(Source records)
********************

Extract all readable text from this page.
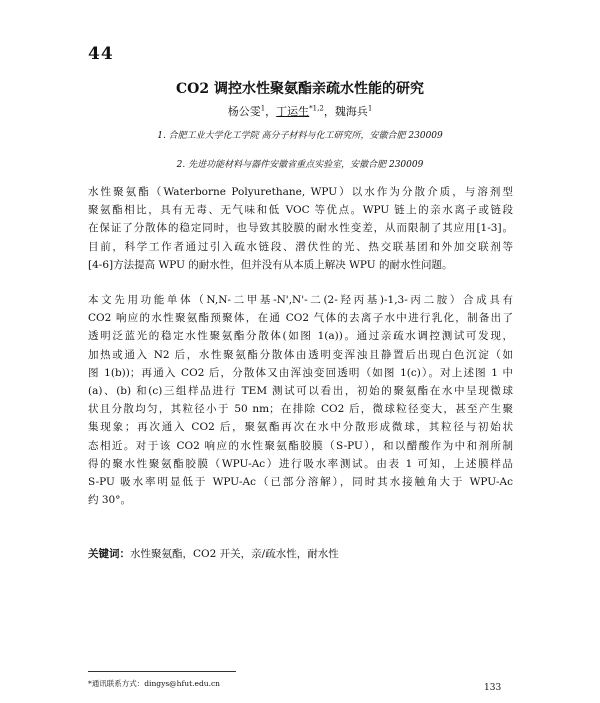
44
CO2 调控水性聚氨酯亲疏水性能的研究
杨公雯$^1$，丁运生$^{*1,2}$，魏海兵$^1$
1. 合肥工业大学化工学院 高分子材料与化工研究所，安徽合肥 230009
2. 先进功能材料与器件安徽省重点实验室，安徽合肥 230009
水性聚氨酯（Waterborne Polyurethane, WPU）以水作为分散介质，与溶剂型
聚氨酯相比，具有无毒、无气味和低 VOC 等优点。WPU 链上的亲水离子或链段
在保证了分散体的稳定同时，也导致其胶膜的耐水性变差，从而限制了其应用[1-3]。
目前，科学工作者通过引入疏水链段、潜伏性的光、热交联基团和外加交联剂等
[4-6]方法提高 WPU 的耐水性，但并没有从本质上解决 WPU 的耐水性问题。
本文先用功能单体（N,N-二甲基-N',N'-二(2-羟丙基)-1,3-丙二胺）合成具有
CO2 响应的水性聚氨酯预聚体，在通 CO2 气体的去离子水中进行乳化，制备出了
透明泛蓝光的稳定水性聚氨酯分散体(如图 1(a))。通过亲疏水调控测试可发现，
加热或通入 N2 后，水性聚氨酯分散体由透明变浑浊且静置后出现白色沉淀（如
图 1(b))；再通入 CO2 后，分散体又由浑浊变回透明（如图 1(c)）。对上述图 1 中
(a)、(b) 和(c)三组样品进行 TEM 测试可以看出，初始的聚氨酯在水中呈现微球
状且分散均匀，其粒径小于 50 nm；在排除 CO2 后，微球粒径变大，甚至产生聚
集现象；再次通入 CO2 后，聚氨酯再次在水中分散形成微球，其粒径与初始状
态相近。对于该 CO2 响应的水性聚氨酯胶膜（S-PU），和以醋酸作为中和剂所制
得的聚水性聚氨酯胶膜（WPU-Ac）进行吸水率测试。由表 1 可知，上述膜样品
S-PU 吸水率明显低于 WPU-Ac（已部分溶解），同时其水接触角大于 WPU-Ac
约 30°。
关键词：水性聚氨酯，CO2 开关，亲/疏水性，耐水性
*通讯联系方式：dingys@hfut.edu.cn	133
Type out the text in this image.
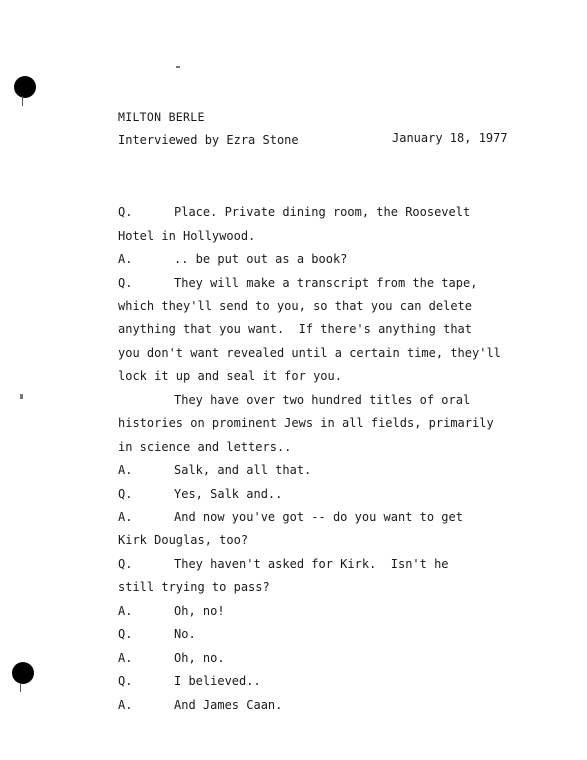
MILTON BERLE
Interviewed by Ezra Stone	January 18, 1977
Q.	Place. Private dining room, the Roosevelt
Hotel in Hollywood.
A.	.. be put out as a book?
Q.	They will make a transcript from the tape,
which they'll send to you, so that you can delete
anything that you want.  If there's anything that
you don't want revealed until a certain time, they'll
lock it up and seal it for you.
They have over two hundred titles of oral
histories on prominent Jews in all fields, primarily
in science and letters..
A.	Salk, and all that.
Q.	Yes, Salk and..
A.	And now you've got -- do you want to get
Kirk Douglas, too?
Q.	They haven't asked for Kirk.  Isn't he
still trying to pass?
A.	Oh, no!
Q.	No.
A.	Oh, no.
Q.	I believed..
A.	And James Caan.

********************

Make a word-for-word copy of the entries, without any pictures.

▶ [SOLUTION BELOW]
Extract all readable text from this page.
44
CO2 调控水性聚氨酯亲疏水性能的研究
杨公雯$^1$，丁运生$^{*1,2}$，魏海兵$^1$
1. 合肥工业大学化工学院 高分子材料与化工研究所，安徽合肥 230009
2. 先进功能材料与器件安徽省重点实验室，安徽合肥 230009
水性聚氨酯（Waterborne Polyurethane, WPU）以水作为分散介质，与溶剂型
聚氨酯相比，具有无毒、无气味和低 VOC 等优点。WPU 链上的亲水离子或链段
在保证了分散体的稳定同时，也导致其胶膜的耐水性变差，从而限制了其应用[1-3]。
目前，科学工作者通过引入疏水链段、潜伏性的光、热交联基团和外加交联剂等
[4-6]方法提高 WPU 的耐水性，但并没有从本质上解决 WPU 的耐水性问题。
本文先用功能单体（N,N-二甲基-N',N'-二(2-羟丙基)-1,3-丙二胺）合成具有
CO2 响应的水性聚氨酯预聚体，在通 CO2 气体的去离子水中进行乳化，制备出了
透明泛蓝光的稳定水性聚氨酯分散体(如图 1(a))。通过亲疏水调控测试可发现，
加热或通入 N2 后，水性聚氨酯分散体由透明变浑浊且静置后出现白色沉淀（如
图 1(b))；再通入 CO2 后，分散体又由浑浊变回透明（如图 1(c)）。对上述图 1 中
(a)、(b) 和(c)三组样品进行 TEM 测试可以看出，初始的聚氨酯在水中呈现微球
状且分散均匀，其粒径小于 50 nm；在排除 CO2 后，微球粒径变大，甚至产生聚
集现象；再次通入 CO2 后，聚氨酯再次在水中分散形成微球，其粒径与初始状
态相近。对于该 CO2 响应的水性聚氨酯胶膜（S-PU），和以醋酸作为中和剂所制
得的聚水性聚氨酯胶膜（WPU-Ac）进行吸水率测试。由表 1 可知，上述膜样品
S-PU 吸水率明显低于 WPU-Ac（已部分溶解），同时其水接触角大于 WPU-Ac
约 30°。
关键词：水性聚氨酯，CO2 开关，亲/疏水性，耐水性
*通讯联系方式：dingys@hfut.edu.cn	133
Type out the text in this image.
MILTON BERLE
Interviewed by Ezra Stone	January 18, 1977
Q.	Place. Private dining room, the Roosevelt
Hotel in Hollywood.
A.	.. be put out as a book?
Q.	They will make a transcript from the tape,
which they'll send to you, so that you can delete
anything that you want.  If there's anything that
you don't want revealed until a certain time, they'll
lock it up and seal it for you.
They have over two hundred titles of oral
histories on prominent Jews in all fields, primarily
in science and letters..
A.	Salk, and all that.
Q.	Yes, Salk and..
A.	And now you've got -- do you want to get
Kirk Douglas, too?
Q.	They haven't asked for Kirk.  Isn't he
still trying to pass?
A.	Oh, no!
Q.	No.
A.	Oh, no.
Q.	I believed..
A.	And James Caan.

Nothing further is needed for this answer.